Directive
Everything in the listing except the pictures should be written out exactly.

A block of data:
□ □ □
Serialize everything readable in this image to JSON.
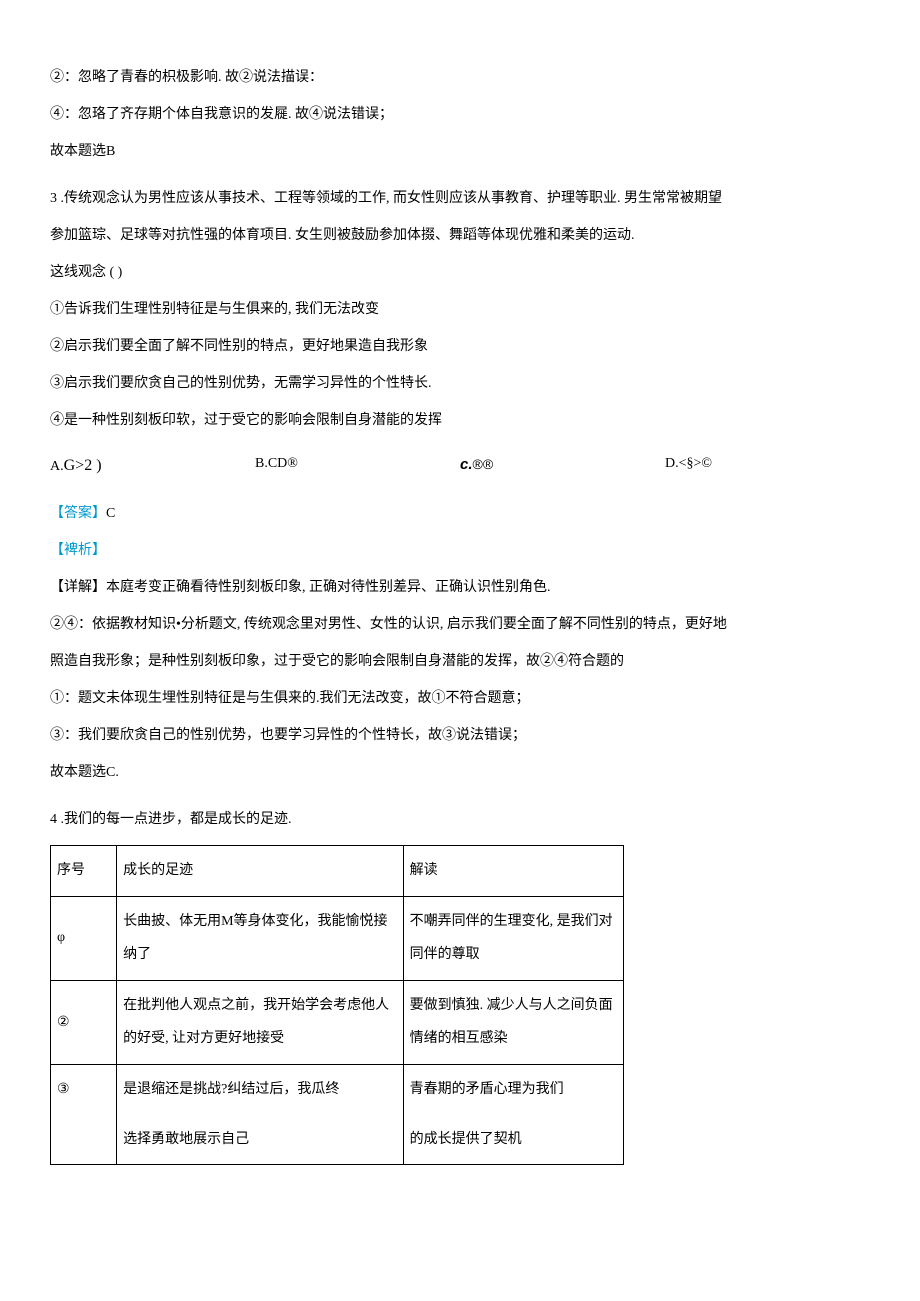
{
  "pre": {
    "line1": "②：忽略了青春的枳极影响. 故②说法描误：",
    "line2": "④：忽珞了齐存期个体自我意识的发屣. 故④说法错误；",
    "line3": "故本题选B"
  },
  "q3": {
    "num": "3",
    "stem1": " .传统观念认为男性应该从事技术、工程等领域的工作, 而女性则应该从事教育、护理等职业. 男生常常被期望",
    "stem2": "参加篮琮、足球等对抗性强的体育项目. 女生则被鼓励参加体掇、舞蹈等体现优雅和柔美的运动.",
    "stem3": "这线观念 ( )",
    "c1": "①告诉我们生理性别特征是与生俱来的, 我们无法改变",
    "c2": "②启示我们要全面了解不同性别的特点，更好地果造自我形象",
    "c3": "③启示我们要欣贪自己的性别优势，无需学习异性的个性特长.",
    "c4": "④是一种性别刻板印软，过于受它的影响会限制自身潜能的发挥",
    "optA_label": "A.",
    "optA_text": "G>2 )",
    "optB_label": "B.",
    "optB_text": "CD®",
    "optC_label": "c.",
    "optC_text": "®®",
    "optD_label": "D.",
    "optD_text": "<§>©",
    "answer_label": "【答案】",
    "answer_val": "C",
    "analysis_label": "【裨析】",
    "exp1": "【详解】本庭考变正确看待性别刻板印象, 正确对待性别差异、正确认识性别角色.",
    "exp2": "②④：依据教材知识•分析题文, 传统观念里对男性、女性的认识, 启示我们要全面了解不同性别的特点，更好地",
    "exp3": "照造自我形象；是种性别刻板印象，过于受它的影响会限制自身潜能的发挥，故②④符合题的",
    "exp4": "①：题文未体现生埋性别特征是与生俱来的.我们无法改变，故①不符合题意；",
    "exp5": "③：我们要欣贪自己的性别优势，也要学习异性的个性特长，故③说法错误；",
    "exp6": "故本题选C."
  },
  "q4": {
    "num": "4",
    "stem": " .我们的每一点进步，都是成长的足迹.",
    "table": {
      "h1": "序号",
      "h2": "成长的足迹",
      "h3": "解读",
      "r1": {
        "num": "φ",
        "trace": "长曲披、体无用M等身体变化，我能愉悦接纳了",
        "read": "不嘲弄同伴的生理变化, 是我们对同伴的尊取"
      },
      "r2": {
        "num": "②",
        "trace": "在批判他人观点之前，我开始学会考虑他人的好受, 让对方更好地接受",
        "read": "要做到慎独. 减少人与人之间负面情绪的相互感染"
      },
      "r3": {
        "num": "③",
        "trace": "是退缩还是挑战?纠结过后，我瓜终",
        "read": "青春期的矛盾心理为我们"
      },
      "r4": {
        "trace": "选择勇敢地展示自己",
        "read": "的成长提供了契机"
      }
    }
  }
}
□ □ □
Completed exercise
Serialize everything readable in this image to JSON.
{
  "pre": {
    "line1": "②：忽略了青春的枳极影响. 故②说法描误：",
    "line2": "④：忽珞了齐存期个体自我意识的发屣. 故④说法错误；",
    "line3": "故本题选B"
  },
  "q3": {
    "num": "3",
    "stem1": " .传统观念认为男性应该从事技术、工程等领域的工作, 而女性则应该从事教育、护理等职业. 男生常常被期望",
    "stem2": "参加篮琮、足球等对抗性强的体育项目. 女生则被鼓励参加体掇、舞蹈等体现优雅和柔美的运动.",
    "stem3": "这线观念 ( )",
    "c1": "①告诉我们生理性别特征是与生俱来的, 我们无法改变",
    "c2": "②启示我们要全面了解不同性别的特点，更好地果造自我形象",
    "c3": "③启示我们要欣贪自己的性别优势，无需学习异性的个性特长.",
    "c4": "④是一种性别刻板印软，过于受它的影响会限制自身潜能的发挥",
    "optA_label": "A.",
    "optA_text": "G>2 )",
    "optB_label": "B.",
    "optB_text": "CD®",
    "optC_label": "c.",
    "optC_text": "®®",
    "optD_label": "D.",
    "optD_text": "<§>©",
    "answer_label": "【答案】",
    "answer_val": "C",
    "analysis_label": "【裨析】",
    "exp1": "【详解】本庭考变正确看待性别刻板印象, 正确对待性别差异、正确认识性别角色.",
    "exp2": "②④：依据教材知识•分析题文, 传统观念里对男性、女性的认识, 启示我们要全面了解不同性别的特点，更好地",
    "exp3": "照造自我形象；是种性别刻板印象，过于受它的影响会限制自身潜能的发挥，故②④符合题的",
    "exp4": "①：题文未体现生埋性别特征是与生俱来的.我们无法改变，故①不符合题意；",
    "exp5": "③：我们要欣贪自己的性别优势，也要学习异性的个性特长，故③说法错误；",
    "exp6": "故本题选C."
  },
  "q4": {
    "num": "4",
    "stem": " .我们的每一点进步，都是成长的足迹.",
    "table": {
      "h1": "序号",
      "h2": "成长的足迹",
      "h3": "解读",
      "r1": {
        "num": "φ",
        "trace": "长曲披、体无用M等身体变化，我能愉悦接纳了",
        "read": "不嘲弄同伴的生理变化, 是我们对同伴的尊取"
      },
      "r2": {
        "num": "②",
        "trace": "在批判他人观点之前，我开始学会考虑他人的好受, 让对方更好地接受",
        "read": "要做到慎独. 减少人与人之间负面情绪的相互感染"
      },
      "r3": {
        "num": "③",
        "trace": "是退缩还是挑战?纠结过后，我瓜终",
        "read": "青春期的矛盾心理为我们"
      },
      "r4": {
        "trace": "选择勇敢地展示自己",
        "read": "的成长提供了契机"
      }
    }
  }
}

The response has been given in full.